The required output is the exact sequence of lines from the line holding "Type out the text in this image." to the end of the records, inclusive.

* Begin *

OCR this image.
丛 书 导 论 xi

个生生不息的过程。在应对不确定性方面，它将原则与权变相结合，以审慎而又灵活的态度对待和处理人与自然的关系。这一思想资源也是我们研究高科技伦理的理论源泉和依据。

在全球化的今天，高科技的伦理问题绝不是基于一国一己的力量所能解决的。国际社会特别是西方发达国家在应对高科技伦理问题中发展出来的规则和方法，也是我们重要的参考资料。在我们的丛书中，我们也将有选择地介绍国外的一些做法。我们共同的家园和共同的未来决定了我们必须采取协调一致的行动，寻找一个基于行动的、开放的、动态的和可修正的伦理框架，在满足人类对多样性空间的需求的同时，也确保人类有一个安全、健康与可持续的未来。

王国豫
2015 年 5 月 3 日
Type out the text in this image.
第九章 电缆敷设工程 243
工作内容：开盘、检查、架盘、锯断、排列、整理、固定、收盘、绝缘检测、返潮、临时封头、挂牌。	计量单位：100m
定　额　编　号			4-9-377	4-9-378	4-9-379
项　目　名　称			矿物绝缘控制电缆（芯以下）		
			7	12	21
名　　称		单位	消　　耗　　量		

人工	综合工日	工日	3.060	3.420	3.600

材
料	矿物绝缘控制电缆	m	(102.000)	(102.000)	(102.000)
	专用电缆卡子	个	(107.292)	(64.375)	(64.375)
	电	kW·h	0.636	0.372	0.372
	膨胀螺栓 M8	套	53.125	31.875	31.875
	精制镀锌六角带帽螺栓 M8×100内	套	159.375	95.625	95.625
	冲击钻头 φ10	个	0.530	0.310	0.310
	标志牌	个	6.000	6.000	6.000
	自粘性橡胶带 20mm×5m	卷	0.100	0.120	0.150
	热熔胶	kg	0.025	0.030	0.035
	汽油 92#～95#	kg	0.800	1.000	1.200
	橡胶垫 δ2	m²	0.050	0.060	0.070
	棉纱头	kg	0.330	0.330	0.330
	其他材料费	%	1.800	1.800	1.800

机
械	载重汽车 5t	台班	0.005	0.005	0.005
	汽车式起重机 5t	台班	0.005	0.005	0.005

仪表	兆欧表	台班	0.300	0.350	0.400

* End *

▶ **ANSWER**:
Type out the text in this image.
第九章 电缆敷设工程 243
工作内容：开盘、检查、架盘、锯断、排列、整理、固定、收盘、绝缘检测、返潮、临时封头、挂牌。	计量单位：100m
定　额　编　号			4-9-377	4-9-378	4-9-379
项　目　名　称			矿物绝缘控制电缆（芯以下）		
			7	12	21
名　　称		单位	消　　耗　　量		

人工	综合工日	工日	3.060	3.420	3.600

材
料	矿物绝缘控制电缆	m	(102.000)	(102.000)	(102.000)
	专用电缆卡子	个	(107.292)	(64.375)	(64.375)
	电	kW·h	0.636	0.372	0.372
	膨胀螺栓 M8	套	53.125	31.875	31.875
	精制镀锌六角带帽螺栓 M8×100内	套	159.375	95.625	95.625
	冲击钻头 φ10	个	0.530	0.310	0.310
	标志牌	个	6.000	6.000	6.000
	自粘性橡胶带 20mm×5m	卷	0.100	0.120	0.150
	热熔胶	kg	0.025	0.030	0.035
	汽油 92#～95#	kg	0.800	1.000	1.200
	橡胶垫 δ2	m²	0.050	0.060	0.070
	棉纱头	kg	0.330	0.330	0.330
	其他材料费	%	1.800	1.800	1.800

机
械	载重汽车 5t	台班	0.005	0.005	0.005
	汽车式起重机 5t	台班	0.005	0.005	0.005

仪表	兆欧表	台班	0.300	0.350	0.400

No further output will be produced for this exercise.